◆ Your instructions ◆
Report only the number of lines holding "kommer".
───── Record extracts
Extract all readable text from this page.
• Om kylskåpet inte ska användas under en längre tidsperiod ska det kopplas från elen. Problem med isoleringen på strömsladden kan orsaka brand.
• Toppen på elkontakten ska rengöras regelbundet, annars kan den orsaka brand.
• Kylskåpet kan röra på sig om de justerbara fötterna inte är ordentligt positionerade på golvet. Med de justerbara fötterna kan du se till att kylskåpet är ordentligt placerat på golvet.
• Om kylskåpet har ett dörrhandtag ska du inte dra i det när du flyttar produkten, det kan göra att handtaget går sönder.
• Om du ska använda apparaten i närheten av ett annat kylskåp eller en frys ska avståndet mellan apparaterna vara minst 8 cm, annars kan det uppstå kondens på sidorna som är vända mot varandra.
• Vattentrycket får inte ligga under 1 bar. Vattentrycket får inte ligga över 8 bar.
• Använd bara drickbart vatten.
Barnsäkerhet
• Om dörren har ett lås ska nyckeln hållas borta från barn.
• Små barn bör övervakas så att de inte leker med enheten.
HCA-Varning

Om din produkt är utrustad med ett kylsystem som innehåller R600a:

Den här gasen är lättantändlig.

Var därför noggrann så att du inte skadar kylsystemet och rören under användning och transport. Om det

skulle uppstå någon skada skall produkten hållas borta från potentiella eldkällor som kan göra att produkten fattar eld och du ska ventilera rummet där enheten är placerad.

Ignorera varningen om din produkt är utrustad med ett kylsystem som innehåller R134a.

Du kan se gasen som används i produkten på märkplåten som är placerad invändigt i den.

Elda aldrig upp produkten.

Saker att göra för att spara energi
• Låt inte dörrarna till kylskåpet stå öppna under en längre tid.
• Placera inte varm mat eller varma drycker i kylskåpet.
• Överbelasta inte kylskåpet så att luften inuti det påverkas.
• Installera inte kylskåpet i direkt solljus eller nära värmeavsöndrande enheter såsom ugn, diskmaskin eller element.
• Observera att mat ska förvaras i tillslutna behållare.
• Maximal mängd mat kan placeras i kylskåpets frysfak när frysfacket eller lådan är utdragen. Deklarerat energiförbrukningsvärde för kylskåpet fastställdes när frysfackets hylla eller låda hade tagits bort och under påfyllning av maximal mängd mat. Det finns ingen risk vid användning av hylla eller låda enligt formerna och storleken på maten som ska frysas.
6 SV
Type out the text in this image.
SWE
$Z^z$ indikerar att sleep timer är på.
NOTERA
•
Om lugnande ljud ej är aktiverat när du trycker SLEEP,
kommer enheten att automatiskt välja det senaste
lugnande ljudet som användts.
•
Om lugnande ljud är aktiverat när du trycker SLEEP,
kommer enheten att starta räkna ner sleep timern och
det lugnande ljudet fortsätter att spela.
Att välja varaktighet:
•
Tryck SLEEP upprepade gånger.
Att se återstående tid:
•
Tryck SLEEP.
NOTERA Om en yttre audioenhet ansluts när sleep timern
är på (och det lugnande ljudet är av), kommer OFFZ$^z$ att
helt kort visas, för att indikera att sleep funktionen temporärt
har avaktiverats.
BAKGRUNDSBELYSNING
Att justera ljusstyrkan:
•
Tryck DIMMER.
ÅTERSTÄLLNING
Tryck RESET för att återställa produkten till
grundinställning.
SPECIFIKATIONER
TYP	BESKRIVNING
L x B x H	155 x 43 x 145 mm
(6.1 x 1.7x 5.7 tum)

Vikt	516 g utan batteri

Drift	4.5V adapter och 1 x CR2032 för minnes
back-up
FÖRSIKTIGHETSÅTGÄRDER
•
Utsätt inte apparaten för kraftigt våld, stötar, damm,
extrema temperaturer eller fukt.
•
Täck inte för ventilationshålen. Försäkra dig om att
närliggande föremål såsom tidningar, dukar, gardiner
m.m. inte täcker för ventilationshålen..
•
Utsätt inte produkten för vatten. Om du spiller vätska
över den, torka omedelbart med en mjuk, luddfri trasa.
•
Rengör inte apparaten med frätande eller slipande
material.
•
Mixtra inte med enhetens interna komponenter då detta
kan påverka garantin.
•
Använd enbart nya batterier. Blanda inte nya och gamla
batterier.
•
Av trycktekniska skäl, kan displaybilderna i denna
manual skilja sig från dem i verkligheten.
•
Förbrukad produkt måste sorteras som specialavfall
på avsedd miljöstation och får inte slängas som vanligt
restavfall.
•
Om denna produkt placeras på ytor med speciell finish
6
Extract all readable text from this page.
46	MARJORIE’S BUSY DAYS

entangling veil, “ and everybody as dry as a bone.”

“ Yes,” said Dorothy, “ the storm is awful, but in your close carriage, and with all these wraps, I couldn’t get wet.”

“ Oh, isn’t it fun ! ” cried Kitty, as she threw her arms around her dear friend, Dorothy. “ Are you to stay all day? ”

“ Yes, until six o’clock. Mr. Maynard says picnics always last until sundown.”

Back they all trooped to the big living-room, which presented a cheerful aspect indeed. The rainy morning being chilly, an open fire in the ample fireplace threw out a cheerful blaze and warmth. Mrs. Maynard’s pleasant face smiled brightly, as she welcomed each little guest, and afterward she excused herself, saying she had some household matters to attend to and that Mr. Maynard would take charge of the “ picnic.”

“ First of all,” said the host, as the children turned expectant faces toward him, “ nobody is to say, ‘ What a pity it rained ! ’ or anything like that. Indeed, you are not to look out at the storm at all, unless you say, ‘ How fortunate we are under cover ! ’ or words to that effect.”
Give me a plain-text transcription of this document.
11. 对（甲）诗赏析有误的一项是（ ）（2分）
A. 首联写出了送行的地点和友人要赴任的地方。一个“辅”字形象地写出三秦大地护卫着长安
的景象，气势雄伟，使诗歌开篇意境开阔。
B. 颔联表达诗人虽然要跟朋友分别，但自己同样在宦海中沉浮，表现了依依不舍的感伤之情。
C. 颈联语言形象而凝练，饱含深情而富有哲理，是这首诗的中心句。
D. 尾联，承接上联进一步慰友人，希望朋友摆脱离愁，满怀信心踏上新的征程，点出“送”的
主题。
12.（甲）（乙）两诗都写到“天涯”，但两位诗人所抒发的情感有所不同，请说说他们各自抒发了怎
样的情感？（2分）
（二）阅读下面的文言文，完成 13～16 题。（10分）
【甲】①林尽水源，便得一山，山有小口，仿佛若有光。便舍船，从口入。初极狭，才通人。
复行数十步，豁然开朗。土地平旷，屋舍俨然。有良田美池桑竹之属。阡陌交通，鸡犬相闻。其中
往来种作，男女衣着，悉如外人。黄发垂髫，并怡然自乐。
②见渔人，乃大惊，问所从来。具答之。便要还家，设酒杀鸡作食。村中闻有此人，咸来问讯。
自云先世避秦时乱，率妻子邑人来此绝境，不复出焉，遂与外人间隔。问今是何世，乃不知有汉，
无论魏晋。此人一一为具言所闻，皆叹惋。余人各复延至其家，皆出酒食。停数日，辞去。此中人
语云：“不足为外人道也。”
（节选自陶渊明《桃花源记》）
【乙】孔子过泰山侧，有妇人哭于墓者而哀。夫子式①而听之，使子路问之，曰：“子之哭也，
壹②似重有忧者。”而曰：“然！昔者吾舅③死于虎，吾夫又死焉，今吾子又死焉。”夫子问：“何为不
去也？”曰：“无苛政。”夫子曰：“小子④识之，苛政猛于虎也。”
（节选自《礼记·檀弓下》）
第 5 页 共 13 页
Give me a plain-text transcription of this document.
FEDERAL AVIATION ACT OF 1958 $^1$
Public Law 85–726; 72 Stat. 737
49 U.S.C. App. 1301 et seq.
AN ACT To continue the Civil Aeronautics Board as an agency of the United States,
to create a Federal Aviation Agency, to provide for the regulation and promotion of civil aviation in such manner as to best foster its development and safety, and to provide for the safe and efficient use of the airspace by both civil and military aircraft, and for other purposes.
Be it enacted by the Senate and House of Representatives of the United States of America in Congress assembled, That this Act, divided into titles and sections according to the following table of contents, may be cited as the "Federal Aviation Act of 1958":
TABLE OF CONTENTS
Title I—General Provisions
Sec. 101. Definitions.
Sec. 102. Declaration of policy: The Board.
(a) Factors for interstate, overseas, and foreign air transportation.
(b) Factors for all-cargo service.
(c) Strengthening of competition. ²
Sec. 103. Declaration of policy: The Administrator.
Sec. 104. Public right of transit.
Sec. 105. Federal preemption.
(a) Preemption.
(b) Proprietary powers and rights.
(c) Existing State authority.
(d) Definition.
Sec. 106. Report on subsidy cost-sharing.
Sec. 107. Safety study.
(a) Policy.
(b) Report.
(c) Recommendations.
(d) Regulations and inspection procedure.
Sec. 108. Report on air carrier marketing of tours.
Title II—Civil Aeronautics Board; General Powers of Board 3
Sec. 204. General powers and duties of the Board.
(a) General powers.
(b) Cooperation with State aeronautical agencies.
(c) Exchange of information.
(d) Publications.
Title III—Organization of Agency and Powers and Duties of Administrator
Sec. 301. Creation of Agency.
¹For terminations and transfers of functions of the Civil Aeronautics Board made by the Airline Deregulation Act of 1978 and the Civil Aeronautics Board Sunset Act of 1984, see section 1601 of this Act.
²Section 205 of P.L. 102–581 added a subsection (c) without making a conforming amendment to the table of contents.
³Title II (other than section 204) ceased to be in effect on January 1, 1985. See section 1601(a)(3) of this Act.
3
──────────
◆ Output of the task ◆
3